___ Supplied data ___

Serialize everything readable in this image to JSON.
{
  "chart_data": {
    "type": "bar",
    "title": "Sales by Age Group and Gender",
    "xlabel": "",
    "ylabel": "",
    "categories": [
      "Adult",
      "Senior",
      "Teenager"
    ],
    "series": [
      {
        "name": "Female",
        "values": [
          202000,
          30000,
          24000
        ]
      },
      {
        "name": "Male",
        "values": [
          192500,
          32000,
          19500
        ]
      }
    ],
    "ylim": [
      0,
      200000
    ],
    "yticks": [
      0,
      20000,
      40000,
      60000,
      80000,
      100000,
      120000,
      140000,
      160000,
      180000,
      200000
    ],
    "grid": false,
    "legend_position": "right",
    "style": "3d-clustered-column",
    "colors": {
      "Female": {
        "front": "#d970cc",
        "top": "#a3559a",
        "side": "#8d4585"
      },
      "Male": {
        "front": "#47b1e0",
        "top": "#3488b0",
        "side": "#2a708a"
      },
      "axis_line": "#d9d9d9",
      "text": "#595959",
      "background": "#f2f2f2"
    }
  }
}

___

Direction
Repeat the records above exactly.

Task solution
Serialize everything readable in this image to JSON.
{
  "chart_data": {
    "type": "bar",
    "title": "Sales by Age Group and Gender",
    "xlabel": "",
    "ylabel": "",
    "categories": [
      "Adult",
      "Senior",
      "Teenager"
    ],
    "series": [
      {
        "name": "Female",
        "values": [
          202000,
          30000,
          24000
        ]
      },
      {
        "name": "Male",
        "values": [
          192500,
          32000,
          19500
        ]
      }
    ],
    "ylim": [
      0,
      200000
    ],
    "yticks": [
      0,
      20000,
      40000,
      60000,
      80000,
      100000,
      120000,
      140000,
      160000,
      180000,
      200000
    ],
    "grid": false,
    "legend_position": "right",
    "style": "3d-clustered-column",
    "colors": {
      "Female": {
        "front": "#d970cc",
        "top": "#a3559a",
        "side": "#8d4585"
      },
      "Male": {
        "front": "#47b1e0",
        "top": "#3488b0",
        "side": "#2a708a"
      },
      "axis_line": "#d9d9d9",
      "text": "#595959",
      "background": "#f2f2f2"
    }
  }
}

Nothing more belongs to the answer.